[Stored data]
________

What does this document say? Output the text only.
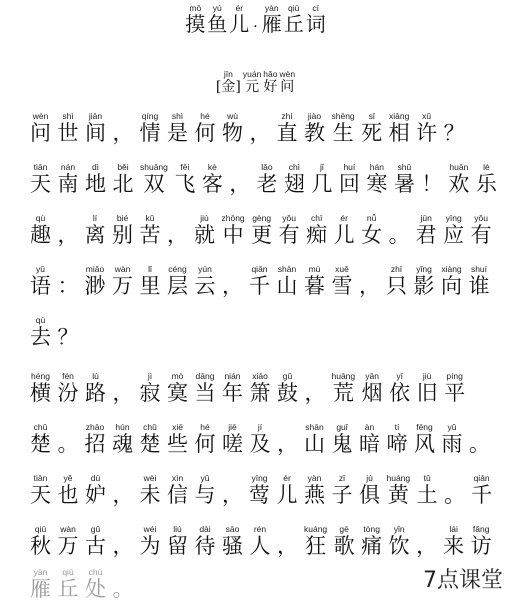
摸mō鱼yú儿ér· 雁yàn丘qiū词cí
[金]jīn元yuán好hǎo问wèn
问wèn世shì间jiān， 情qíng是shì何hé物wù， 直zhí教jiào生shēng死sǐ相xiāng许xǔ？
天tiān南nán地dì北běi双shuāng飞fēi客kè， 老lǎo翅chì几jǐ回huí寒hán暑shǔ！ 欢huān乐lè
趣qù， 离lí别bié苦kǔ， 就jiù中zhōng更gèng有yǒu痴chī儿ér女nǚ。 君jūn应yīng有yǒu
语yǔ： 渺miǎo万wàn里lǐ层céng云yún， 千qiān山shān暮mù雪xuě， 只zhī影yǐng向xiàng谁shuí
去qù？
横héng汾fén路lù， 寂jì寞mò当dāng年nián箫xiāo鼓gǔ， 荒huāng烟yān依yī旧jiù平píng
楚chǔ。 招zhāo魂hún楚chǔ些xiē何hé嗟jiē及jí， 山shān鬼guǐ暗àn啼tí风fēng雨yǔ。
天tiān也yě妒dù， 未wèi信xìn与yǔ， 莺yīng儿ér燕yàn子zǐ俱jù黄huáng土tǔ。 千qiān
秋qiū万wàn古gǔ， 为wéi留liú待dài骚sāo人rén， 狂kuáng歌gē痛tòng饮yǐn， 来lái访fǎng
雁yàn丘qiū处chù。	7点课堂
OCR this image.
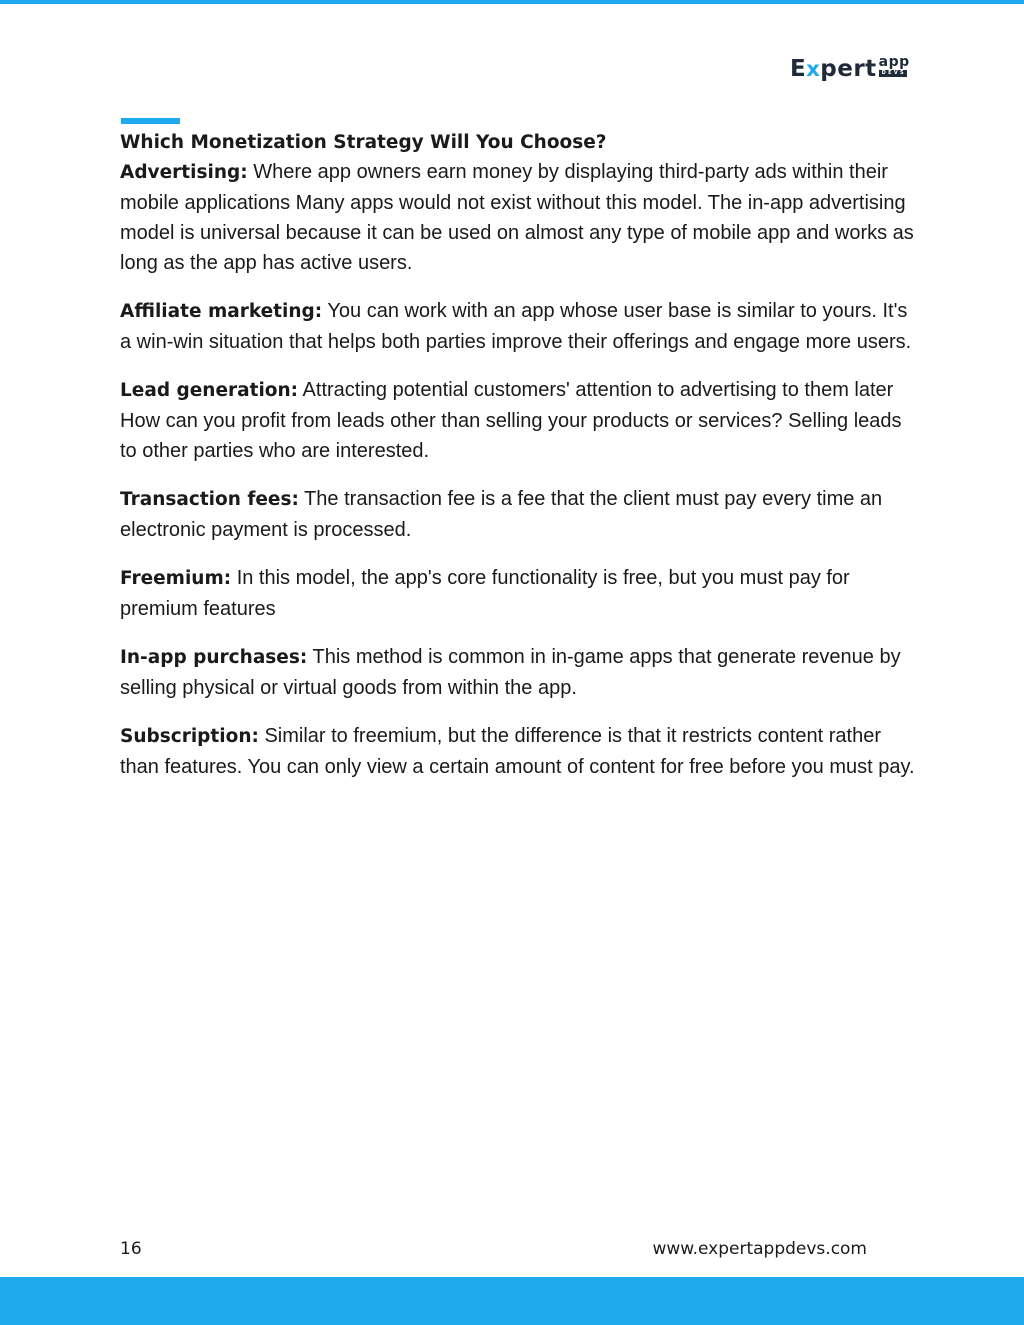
E x pert app
DEVS
Which Monetization Strategy Will You Choose?

Advertising: Where app owners earn money by displaying third-party ads within their mobile applications Many apps would not exist without this model. The in-app advertising model is universal because it can be used on almost any type of mobile app and works as long as the app has active users.

Affiliate marketing: You can work with an app whose user base is similar to yours. It's a win-win situation that helps both parties improve their offerings and engage more users.

Lead generation: Attracting potential customers' attention to advertising to them later How can you profit from leads other than selling your products or services? Selling leads to other parties who are interested.

Transaction fees: The transaction fee is a fee that the client must pay every time an electronic payment is processed.

Freemium: In this model, the app's core functionality is free, but you must pay for premium features

In-app purchases: This method is common in in-game apps that generate revenue by selling physical or virtual goods from within the app.

Subscription: Similar to freemium, but the difference is that it restricts content rather than features. You can only view a certain amount of content for free before you must pay.

16	www.expertappdevs.com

________

§ STATED PROBLEM: Work out how many lines of the data above contain the string "only" and give the number alone.

§ EXERCISE RESPONSE: 2